> [What the task requires]
All entries are to be quoted exactly; the images stay out of the copy.

> [Record extracts]
* * * * *
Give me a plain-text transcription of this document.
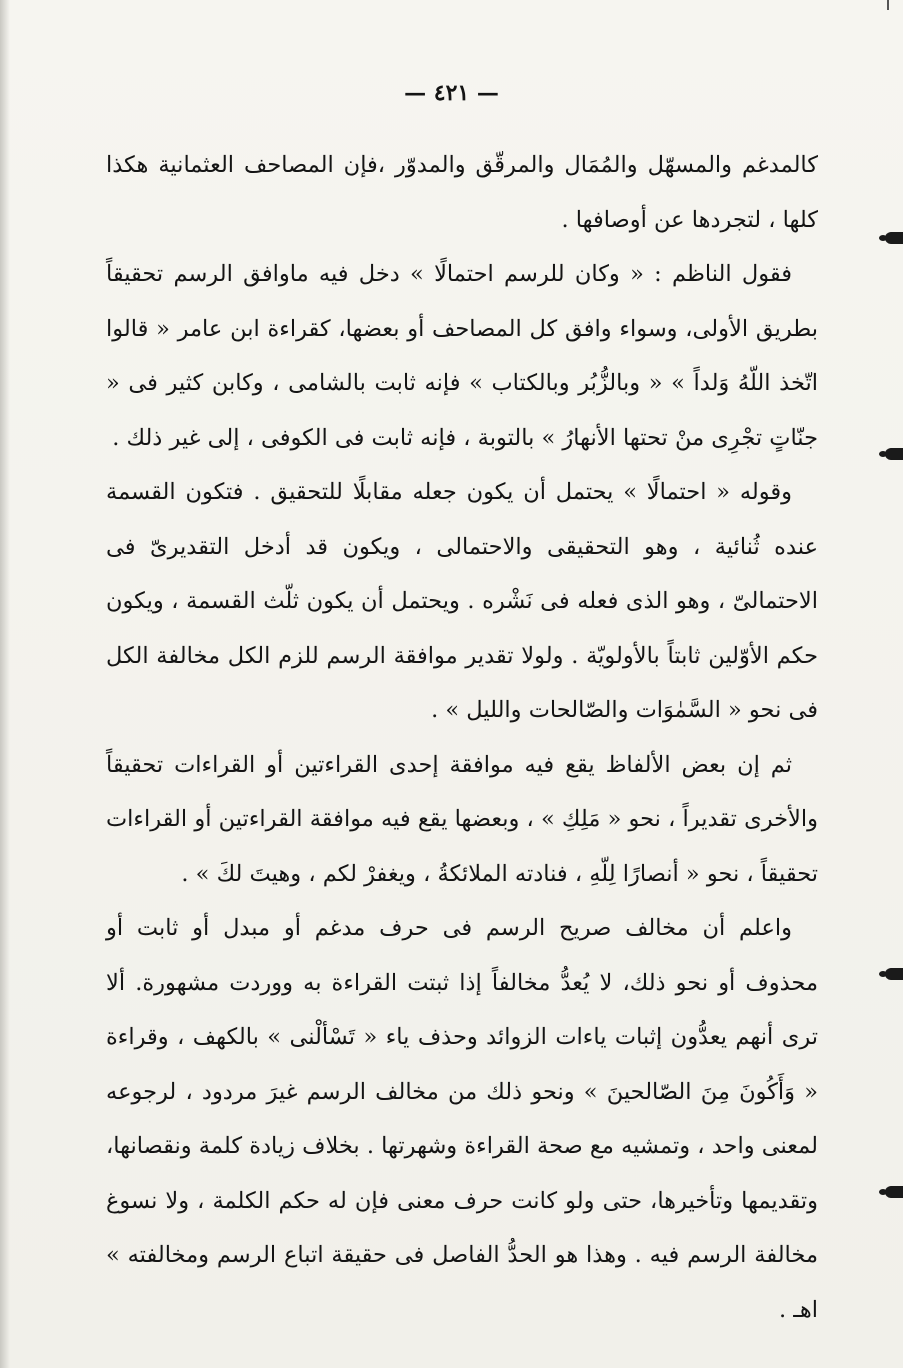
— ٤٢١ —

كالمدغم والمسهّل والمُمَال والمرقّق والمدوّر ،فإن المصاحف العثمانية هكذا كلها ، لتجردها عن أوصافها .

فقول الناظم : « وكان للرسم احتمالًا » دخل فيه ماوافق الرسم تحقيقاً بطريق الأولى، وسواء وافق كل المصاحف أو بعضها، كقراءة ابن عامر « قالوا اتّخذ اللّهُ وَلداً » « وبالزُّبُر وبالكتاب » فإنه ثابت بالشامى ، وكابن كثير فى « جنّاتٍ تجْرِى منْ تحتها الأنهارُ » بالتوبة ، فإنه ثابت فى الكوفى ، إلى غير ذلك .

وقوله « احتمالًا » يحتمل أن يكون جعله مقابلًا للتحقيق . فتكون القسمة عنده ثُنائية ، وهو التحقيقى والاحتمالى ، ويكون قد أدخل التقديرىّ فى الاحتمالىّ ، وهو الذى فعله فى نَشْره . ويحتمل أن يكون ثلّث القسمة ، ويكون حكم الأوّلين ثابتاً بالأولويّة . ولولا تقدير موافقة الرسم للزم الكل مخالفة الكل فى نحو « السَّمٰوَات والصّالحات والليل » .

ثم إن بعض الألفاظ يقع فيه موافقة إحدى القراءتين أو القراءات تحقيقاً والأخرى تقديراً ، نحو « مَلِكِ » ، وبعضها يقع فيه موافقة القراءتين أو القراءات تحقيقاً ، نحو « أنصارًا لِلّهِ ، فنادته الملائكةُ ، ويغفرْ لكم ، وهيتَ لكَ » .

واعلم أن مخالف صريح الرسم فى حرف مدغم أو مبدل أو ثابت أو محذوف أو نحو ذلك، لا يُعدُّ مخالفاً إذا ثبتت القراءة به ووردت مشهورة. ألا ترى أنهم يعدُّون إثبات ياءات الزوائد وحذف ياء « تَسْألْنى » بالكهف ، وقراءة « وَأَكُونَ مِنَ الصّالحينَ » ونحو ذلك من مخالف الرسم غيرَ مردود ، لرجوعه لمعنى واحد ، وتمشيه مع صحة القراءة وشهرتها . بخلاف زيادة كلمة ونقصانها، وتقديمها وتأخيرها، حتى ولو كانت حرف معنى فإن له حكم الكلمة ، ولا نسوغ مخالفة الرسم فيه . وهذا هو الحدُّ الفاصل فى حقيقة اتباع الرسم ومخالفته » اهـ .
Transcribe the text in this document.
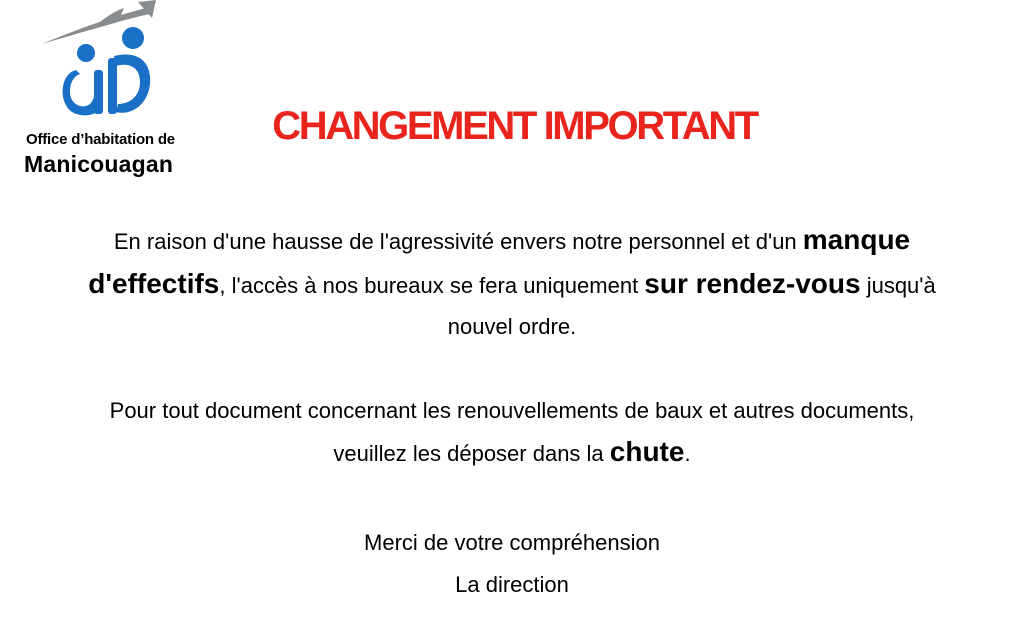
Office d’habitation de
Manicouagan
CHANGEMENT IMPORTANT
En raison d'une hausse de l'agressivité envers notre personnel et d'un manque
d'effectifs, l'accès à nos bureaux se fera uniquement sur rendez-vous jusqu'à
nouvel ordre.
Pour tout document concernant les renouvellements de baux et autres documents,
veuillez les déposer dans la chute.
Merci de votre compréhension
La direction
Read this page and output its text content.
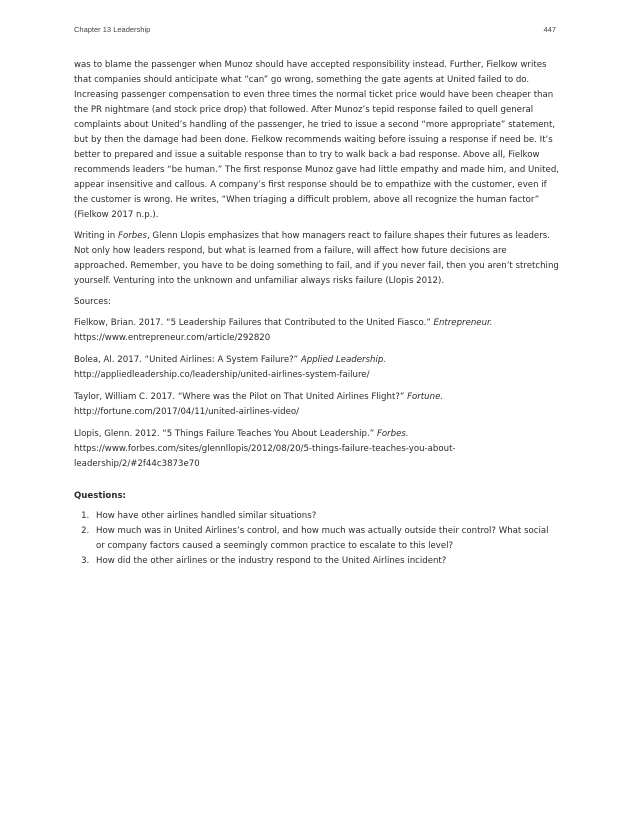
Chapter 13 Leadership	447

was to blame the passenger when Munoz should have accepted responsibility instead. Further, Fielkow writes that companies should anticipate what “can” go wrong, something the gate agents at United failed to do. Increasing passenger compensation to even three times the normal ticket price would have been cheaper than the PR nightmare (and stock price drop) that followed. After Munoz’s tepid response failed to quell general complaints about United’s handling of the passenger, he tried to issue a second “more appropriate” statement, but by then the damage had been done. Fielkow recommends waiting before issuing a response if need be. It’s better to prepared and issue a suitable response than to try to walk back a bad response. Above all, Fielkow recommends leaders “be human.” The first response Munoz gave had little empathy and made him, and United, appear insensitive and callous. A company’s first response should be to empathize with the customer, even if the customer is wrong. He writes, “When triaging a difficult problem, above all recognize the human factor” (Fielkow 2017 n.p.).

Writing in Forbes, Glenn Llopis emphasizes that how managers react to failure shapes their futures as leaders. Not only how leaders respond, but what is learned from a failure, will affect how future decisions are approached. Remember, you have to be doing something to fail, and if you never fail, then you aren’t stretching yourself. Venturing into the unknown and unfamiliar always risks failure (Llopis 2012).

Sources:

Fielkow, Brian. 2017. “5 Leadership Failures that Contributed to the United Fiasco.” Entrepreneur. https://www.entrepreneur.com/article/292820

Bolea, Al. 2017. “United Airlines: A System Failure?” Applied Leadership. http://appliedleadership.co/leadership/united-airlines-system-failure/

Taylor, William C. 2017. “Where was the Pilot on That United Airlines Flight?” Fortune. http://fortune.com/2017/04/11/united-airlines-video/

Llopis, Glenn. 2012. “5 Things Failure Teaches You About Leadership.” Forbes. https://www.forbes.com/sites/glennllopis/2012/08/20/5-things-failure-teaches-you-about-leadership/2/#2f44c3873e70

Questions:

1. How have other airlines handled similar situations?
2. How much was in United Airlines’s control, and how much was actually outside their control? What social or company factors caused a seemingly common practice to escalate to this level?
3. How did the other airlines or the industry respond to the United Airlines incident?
* * * * *
> [Final result]
Give me a plain-text transcription of this document.
— ٤٢١ —

كالمدغم والمسهّل والمُمَال والمرقّق والمدوّر ،فإن المصاحف العثمانية هكذا كلها ، لتجردها عن أوصافها .

فقول الناظم : « وكان للرسم احتمالًا » دخل فيه ماوافق الرسم تحقيقاً بطريق الأولى، وسواء وافق كل المصاحف أو بعضها، كقراءة ابن عامر « قالوا اتّخذ اللّهُ وَلداً » « وبالزُّبُر وبالكتاب » فإنه ثابت بالشامى ، وكابن كثير فى « جنّاتٍ تجْرِى منْ تحتها الأنهارُ » بالتوبة ، فإنه ثابت فى الكوفى ، إلى غير ذلك .

وقوله « احتمالًا » يحتمل أن يكون جعله مقابلًا للتحقيق . فتكون القسمة عنده ثُنائية ، وهو التحقيقى والاحتمالى ، ويكون قد أدخل التقديرىّ فى الاحتمالىّ ، وهو الذى فعله فى نَشْره . ويحتمل أن يكون ثلّث القسمة ، ويكون حكم الأوّلين ثابتاً بالأولويّة . ولولا تقدير موافقة الرسم للزم الكل مخالفة الكل فى نحو « السَّمٰوَات والصّالحات والليل » .

ثم إن بعض الألفاظ يقع فيه موافقة إحدى القراءتين أو القراءات تحقيقاً والأخرى تقديراً ، نحو « مَلِكِ » ، وبعضها يقع فيه موافقة القراءتين أو القراءات تحقيقاً ، نحو « أنصارًا لِلّهِ ، فنادته الملائكةُ ، ويغفرْ لكم ، وهيتَ لكَ » .

واعلم أن مخالف صريح الرسم فى حرف مدغم أو مبدل أو ثابت أو محذوف أو نحو ذلك، لا يُعدُّ مخالفاً إذا ثبتت القراءة به ووردت مشهورة. ألا ترى أنهم يعدُّون إثبات ياءات الزوائد وحذف ياء « تَسْألْنى » بالكهف ، وقراءة « وَأَكُونَ مِنَ الصّالحينَ » ونحو ذلك من مخالف الرسم غيرَ مردود ، لرجوعه لمعنى واحد ، وتمشيه مع صحة القراءة وشهرتها . بخلاف زيادة كلمة ونقصانها، وتقديمها وتأخيرها، حتى ولو كانت حرف معنى فإن له حكم الكلمة ، ولا نسوغ مخالفة الرسم فيه . وهذا هو الحدُّ الفاصل فى حقيقة اتباع الرسم ومخالفته » اهـ .
Transcribe the text in this document.
Office d’habitation de
Manicouagan
CHANGEMENT IMPORTANT
En raison d'une hausse de l'agressivité envers notre personnel et d'un manque
d'effectifs, l'accès à nos bureaux se fera uniquement sur rendez-vous jusqu'à
nouvel ordre.
Pour tout document concernant les renouvellements de baux et autres documents,
veuillez les déposer dans la chute.
Merci de votre compréhension
La direction
Read this page and output its text content.
Chapter 13 Leadership	447

was to blame the passenger when Munoz should have accepted responsibility instead. Further, Fielkow writes that companies should anticipate what “can” go wrong, something the gate agents at United failed to do. Increasing passenger compensation to even three times the normal ticket price would have been cheaper than the PR nightmare (and stock price drop) that followed. After Munoz’s tepid response failed to quell general complaints about United’s handling of the passenger, he tried to issue a second “more appropriate” statement, but by then the damage had been done. Fielkow recommends waiting before issuing a response if need be. It’s better to prepared and issue a suitable response than to try to walk back a bad response. Above all, Fielkow recommends leaders “be human.” The first response Munoz gave had little empathy and made him, and United, appear insensitive and callous. A company’s first response should be to empathize with the customer, even if the customer is wrong. He writes, “When triaging a difficult problem, above all recognize the human factor” (Fielkow 2017 n.p.).

Writing in Forbes, Glenn Llopis emphasizes that how managers react to failure shapes their futures as leaders. Not only how leaders respond, but what is learned from a failure, will affect how future decisions are approached. Remember, you have to be doing something to fail, and if you never fail, then you aren’t stretching yourself. Venturing into the unknown and unfamiliar always risks failure (Llopis 2012).

Sources:

Fielkow, Brian. 2017. “5 Leadership Failures that Contributed to the United Fiasco.” Entrepreneur. https://www.entrepreneur.com/article/292820

Bolea, Al. 2017. “United Airlines: A System Failure?” Applied Leadership. http://appliedleadership.co/leadership/united-airlines-system-failure/

Taylor, William C. 2017. “Where was the Pilot on That United Airlines Flight?” Fortune. http://fortune.com/2017/04/11/united-airlines-video/

Llopis, Glenn. 2012. “5 Things Failure Teaches You About Leadership.” Forbes. https://www.forbes.com/sites/glennllopis/2012/08/20/5-things-failure-teaches-you-about-leadership/2/#2f44c3873e70

Questions:

1. How have other airlines handled similar situations?
2. How much was in United Airlines’s control, and how much was actually outside their control? What social or company factors caused a seemingly common practice to escalate to this level?
3. How did the other airlines or the industry respond to the United Airlines incident?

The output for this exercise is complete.